_AIM_
From the Pokémon dataset project write-up, extract word for word the part that opens with the words containing "Once extracted, I" and closes with "Sp. Def, Speed).".

Ironhack Project-2

1- Main objective

To enrich a Pokémon dataset obtained from Kaggle:

As of today, the Pokémon games consist of 8 generations, adding up a total of #905 creatures. Thus, this dataset is outdated.
In addition, it is missing some categories that would make for an interesting investigation.

2- Enriching the dataset

2.1- Using the Poke API

Defined a function to fetch the missing pokémon iterating over the url using the pokémon #ID:

def fetchMissing(a, b):
    '''This functions receives two pokemon id numbers as integers ('a' and 'b'),
    and returns a dataframe containing the specified pokemon from the ids 'a' to 'b'.
    '''
    missing_pokes = []
    for i in range(a,b+1):
        time.sleep(1)
        print(f"Fetching pokemon with id: {i}")
        response_api = requests.get(f"https://pokeapi.co/api/v2/pokemon/{i}/").json()
        missing_pokes.append(response_api)
    
    return json_normalize(missing_pokes)

The request returned loads of information, but it needed to be extracted and cleaned. Luckily enough, weight and height were already clean, I just needed to transform the units.

Since they all followed the same format, I could use indexing and split methods to extract the stats:

def extractStats(df):
    '''This function receives a dataframe and extracts the HP, Attack, Defense, Sp. Atk, Sp. Def, and Speed from 'stats'.
    It returns a df with the extracted values of each stat for each pokemon in new columns.
    '''
    HP = []
    Attack = []
    Defense = []
    Sp_Atk = []
    Sp_Def = []
    Speed = []
    
    for i in range(len(df)):
        HP.append(int("".join([x for x in missing_pokes.iloc[i]['stats'].split(",")[0] if x.isdigit()])))
        Attack.append(int("".join([x for x in missing_pokes.iloc[i]['stats'].split(",")[4] if x.isdigit()])))
        Defense.append(int("".join([x for x in missing_pokes.iloc[i]['stats'].split(",")[8] if x.isdigit()])))
        Sp_Atk.append(int("".join([x for x in missing_pokes.iloc[i]['stats'].split(",")[12] if x.isdigit()])))
        Sp_Def.append(int("".join([x for x in missing_pokes.iloc[i]['stats'].split(",")[16] if x.isdigit()])))
        Speed.append(int("".join([x for x in missing_pokes.iloc[i]['stats'].split(",")[20] if x.isdigit()])))
    
    df['HP'] = HP
    df['Attack'] = Attack
    df['Defense'] = Defense
    df['Sp. Atk'] = Sp_Atk
    df['Sp. Def'] = Sp_Def
    df['Speed'] = Speed
    
    return df

Once extracted, I added some categorical columns that were missing in the request:

Total score, based on the other stats:

def calculateTotal(df):
'''This function receives a dataframe and calculates the Total score of a pokemon
based on the sum of its stats (Hp, Attack, Defense, Sp. Atk, Sp. Def, Speed).
It returns the dataframe with the Total column.
'''
df['Total'] = df['Hp'] + df['Attack'] + df['Defense'] + df['Sp. Atk'] + df['Sp. Def'] + df['Speed']
return df

Generation to which they belong, based on ID#:

def setGeneration(df):
'''This function receives a dataframe and returns the generation to which the pokemon belongs based on its ID.

_DATA PROVIDED_
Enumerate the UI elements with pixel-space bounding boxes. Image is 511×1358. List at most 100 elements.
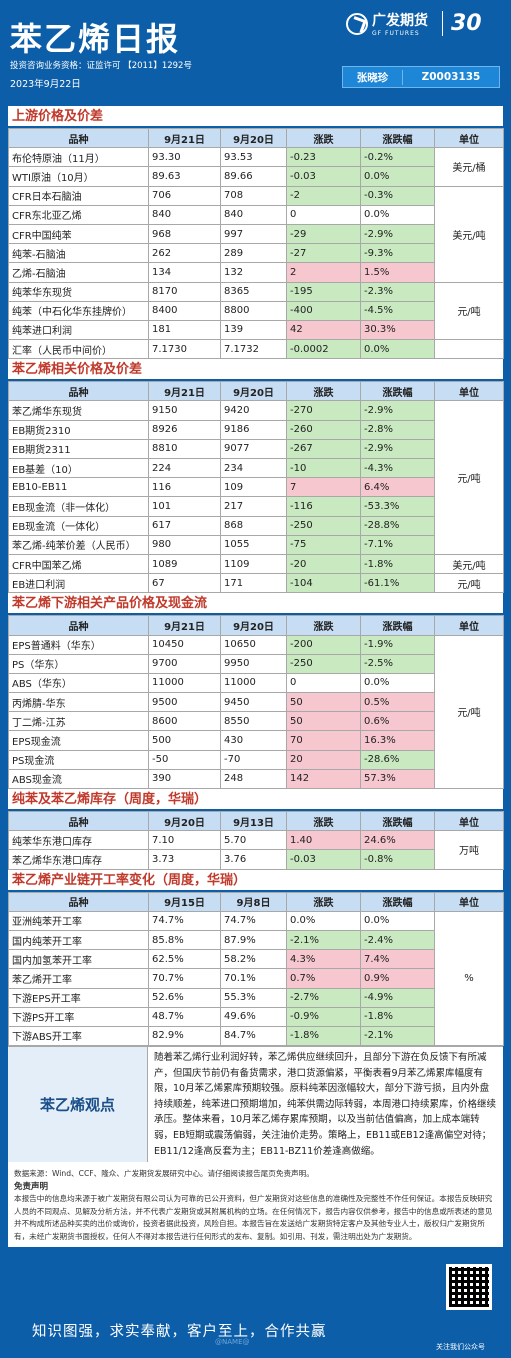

_WORKED ANSWER_
Once extracted, I added some categorical columns that were missing in the request:

Total score, based on the other stats:

def calculateTotal(df):
'''This function receives a dataframe and calculates the Total score of a pokemon
based on the sum of its stats (Hp, Attack, Defense, Sp. Atk, Sp. Def, Speed).